# [SHORT PROBLEM]
Can you change "x-tick-label" to "x-axis-tick" in the data from the line with "y-tick-label: 10000 <box>444 169" to the line with "y-tick-label: 1 <box>35 128 39 136</box>", leave everything else as it is, and return only those lines?

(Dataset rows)
┌────────

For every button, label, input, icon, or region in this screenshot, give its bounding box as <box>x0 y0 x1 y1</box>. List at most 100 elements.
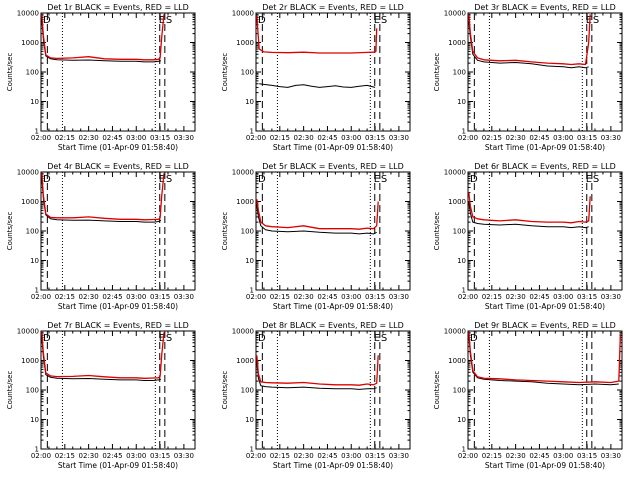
y-tick-label: 10000 <box>444 169 466 177</box>
y-tick-label: 100 <box>453 228 466 236</box>
x-tick-label: 03:00 <box>126 452 146 460</box>
x-axis-label: Start Time (01-Apr-09 01:58:40) <box>485 302 605 311</box>
x-tick-label: 02:45 <box>102 293 122 301</box>
y-tick-label: 1 <box>35 128 39 136</box>
x-axis-label: Start Time (01-Apr-09 01:58:40) <box>58 302 178 311</box>
x-tick-label: 02:15 <box>55 293 75 301</box>
x-tick-label: 02:15 <box>270 452 290 460</box>
x-tick-label: 02:45 <box>529 452 549 460</box>
y-tick-label: 10000 <box>444 10 466 18</box>
panel-title: Det 9r BLACK = Events, RED = LLD <box>474 321 616 330</box>
y-tick-label: 10000 <box>17 169 39 177</box>
x-tick-label: 02:00 <box>458 134 478 142</box>
y-axis-label: Counts/sec <box>6 371 14 410</box>
y-axis-label: Counts/sec <box>6 212 14 251</box>
x-tick-label: 02:15 <box>270 134 290 142</box>
panel-title: Det 1r BLACK = Events, RED = LLD <box>47 3 189 12</box>
x-tick-label: 03:15 <box>365 293 385 301</box>
y-tick-label: 1 <box>462 287 466 295</box>
y-axis-label: Counts/sec <box>221 53 229 92</box>
event-marker-s: S <box>166 333 172 344</box>
y-tick-label: 100 <box>26 387 39 395</box>
x-tick-label: 02:30 <box>506 293 526 301</box>
y-tick-label: 1 <box>250 446 254 454</box>
x-tick-label: 02:00 <box>246 134 266 142</box>
y-tick-label: 100 <box>453 387 466 395</box>
event-marker-d: D <box>43 15 51 26</box>
lld-series-line <box>41 173 165 221</box>
x-tick-label: 02:45 <box>529 134 549 142</box>
event-marker-e: E <box>374 174 380 185</box>
y-tick-label: 1 <box>462 446 466 454</box>
y-tick-label: 1 <box>250 128 254 136</box>
x-tick-label: 02:45 <box>102 134 122 142</box>
x-tick-label: 02:00 <box>31 452 51 460</box>
x-tick-label: 02:15 <box>482 134 502 142</box>
panel-title: Det 7r BLACK = Events, RED = LLD <box>47 321 189 330</box>
x-tick-label: 02:30 <box>294 134 314 142</box>
x-tick-label: 02:30 <box>79 452 99 460</box>
lld-series-line <box>468 14 591 66</box>
y-tick-label: 10 <box>30 257 39 265</box>
y-tick-label: 10 <box>30 416 39 424</box>
x-axis-label: Start Time (01-Apr-09 01:58:40) <box>273 461 393 470</box>
y-tick-label: 10 <box>245 98 254 106</box>
x-axis-label: Start Time (01-Apr-09 01:58:40) <box>273 143 393 152</box>
detector-panel-4: Det 4r BLACK = Events, RED = LLD 1 10 100 10… <box>6 162 196 311</box>
y-tick-label: 10 <box>245 416 254 424</box>
y-tick-label: 100 <box>453 69 466 77</box>
event-marker-e: E <box>374 333 380 344</box>
detector-panel-6: Det 6r BLACK = Events, RED = LLD 1 10 100 10… <box>433 162 623 311</box>
event-marker-s: S <box>381 174 387 185</box>
x-tick-label: 03:00 <box>126 134 146 142</box>
lld-series-line <box>256 199 379 230</box>
events-series-line <box>41 337 162 381</box>
y-tick-label: 1 <box>35 446 39 454</box>
events-series-line <box>468 21 589 69</box>
y-tick-label: 100 <box>241 69 254 77</box>
panel-title: Det 3r BLACK = Events, RED = LLD <box>474 3 616 12</box>
y-tick-label: 100 <box>26 228 39 236</box>
x-tick-label: 03:30 <box>601 293 621 301</box>
event-marker-s: S <box>381 15 387 26</box>
panel-title: Det 6r BLACK = Events, RED = LLD <box>474 162 616 171</box>
detector-panel-1: Det 1r BLACK = Events, RED = LLD 1 10 100 10… <box>6 3 196 152</box>
events-series-line <box>41 19 162 63</box>
x-tick-label: 02:00 <box>458 452 478 460</box>
y-tick-label: 1000 <box>448 198 466 206</box>
x-axis-label: Start Time (01-Apr-09 01:58:40) <box>58 143 178 152</box>
x-tick-label: 02:30 <box>506 452 526 460</box>
event-marker-d: D <box>258 15 266 26</box>
event-marker-d: D <box>43 174 51 185</box>
x-tick-label: 03:15 <box>365 134 385 142</box>
y-tick-label: 1000 <box>448 39 466 47</box>
x-tick-label: 03:15 <box>365 452 385 460</box>
detector-panel-5: Det 5r BLACK = Events, RED = LLD 1 10 100 10… <box>221 162 411 311</box>
event-marker-d: D <box>258 174 266 185</box>
y-tick-label: 1000 <box>236 357 254 365</box>
x-tick-label: 03:00 <box>553 293 573 301</box>
y-tick-label: 10000 <box>232 328 254 336</box>
x-tick-label: 03:00 <box>341 134 361 142</box>
y-tick-label: 1000 <box>21 39 39 47</box>
x-tick-label: 03:00 <box>341 452 361 460</box>
panel-title: Det 5r BLACK = Events, RED = LLD <box>262 162 404 171</box>
x-tick-label: 02:30 <box>294 452 314 460</box>
x-tick-label: 02:15 <box>482 452 502 460</box>
y-tick-label: 10000 <box>232 169 254 177</box>
y-tick-label: 100 <box>241 387 254 395</box>
event-marker-s: S <box>166 174 172 185</box>
x-tick-label: 02:00 <box>458 293 478 301</box>
x-tick-label: 03:15 <box>577 293 597 301</box>
event-marker-e: E <box>159 15 165 26</box>
event-marker-d: D <box>258 333 266 344</box>
x-tick-label: 03:00 <box>553 134 573 142</box>
lld-series-line <box>468 192 591 224</box>
lld-series-line <box>41 14 165 61</box>
y-tick-label: 10 <box>30 98 39 106</box>
y-axis-label: Counts/sec <box>221 212 229 251</box>
y-tick-label: 100 <box>26 69 39 77</box>
x-tick-label: 02:00 <box>246 293 266 301</box>
x-tick-label: 02:30 <box>294 293 314 301</box>
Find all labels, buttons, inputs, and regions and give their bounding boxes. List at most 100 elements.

└────────

# [COMPLETE RESPONSE]
y-tick-label: 10000 <box>444 169 466 177</box>
y-tick-label: 100 <box>453 228 466 236</box>
x-axis-tick: 03:00 <box>126 452 146 460</box>
x-axis-label: Start Time (01-Apr-09 01:58:40) <box>485 302 605 311</box>
x-axis-tick: 02:45 <box>102 293 122 301</box>
y-tick-label: 1 <box>35 128 39 136</box>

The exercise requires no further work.